----- Provided material
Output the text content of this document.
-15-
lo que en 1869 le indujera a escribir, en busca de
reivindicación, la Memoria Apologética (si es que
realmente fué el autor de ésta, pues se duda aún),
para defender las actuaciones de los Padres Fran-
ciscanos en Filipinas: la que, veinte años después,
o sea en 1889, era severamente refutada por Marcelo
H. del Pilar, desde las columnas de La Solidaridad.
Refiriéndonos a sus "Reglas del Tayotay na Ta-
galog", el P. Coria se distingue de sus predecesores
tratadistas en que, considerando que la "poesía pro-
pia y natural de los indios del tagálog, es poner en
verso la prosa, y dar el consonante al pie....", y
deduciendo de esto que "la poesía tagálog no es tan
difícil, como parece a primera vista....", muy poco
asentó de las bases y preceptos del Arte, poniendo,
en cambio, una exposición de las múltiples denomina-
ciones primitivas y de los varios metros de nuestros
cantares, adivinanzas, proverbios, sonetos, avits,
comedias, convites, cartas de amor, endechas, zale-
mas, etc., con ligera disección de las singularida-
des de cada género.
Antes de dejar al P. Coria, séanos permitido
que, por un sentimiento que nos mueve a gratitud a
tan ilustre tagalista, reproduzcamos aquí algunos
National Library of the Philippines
----------
- **What is required**
Give the listing again, word for word.

- **Written response**
Output the text content of this document.
-15-
lo que en 1869 le indujera a escribir, en busca de
reivindicación, la Memoria Apologética (si es que
realmente fué el autor de ésta, pues se duda aún),
para defender las actuaciones de los Padres Fran-
ciscanos en Filipinas: la que, veinte años después,
o sea en 1889, era severamente refutada por Marcelo
H. del Pilar, desde las columnas de La Solidaridad.
Refiriéndonos a sus "Reglas del Tayotay na Ta-
galog", el P. Coria se distingue de sus predecesores
tratadistas en que, considerando que la "poesía pro-
pia y natural de los indios del tagálog, es poner en
verso la prosa, y dar el consonante al pie....", y
deduciendo de esto que "la poesía tagálog no es tan
difícil, como parece a primera vista....", muy poco
asentó de las bases y preceptos del Arte, poniendo,
en cambio, una exposición de las múltiples denomina-
ciones primitivas y de los varios metros de nuestros
cantares, adivinanzas, proverbios, sonetos, avits,
comedias, convites, cartas de amor, endechas, zale-
mas, etc., con ligera disección de las singularida-
des de cada género.
Antes de dejar al P. Coria, séanos permitido
que, por un sentimiento que nos mueve a gratitud a
tan ilustre tagalista, reproduzcamos aquí algunos
National Library of the Philippines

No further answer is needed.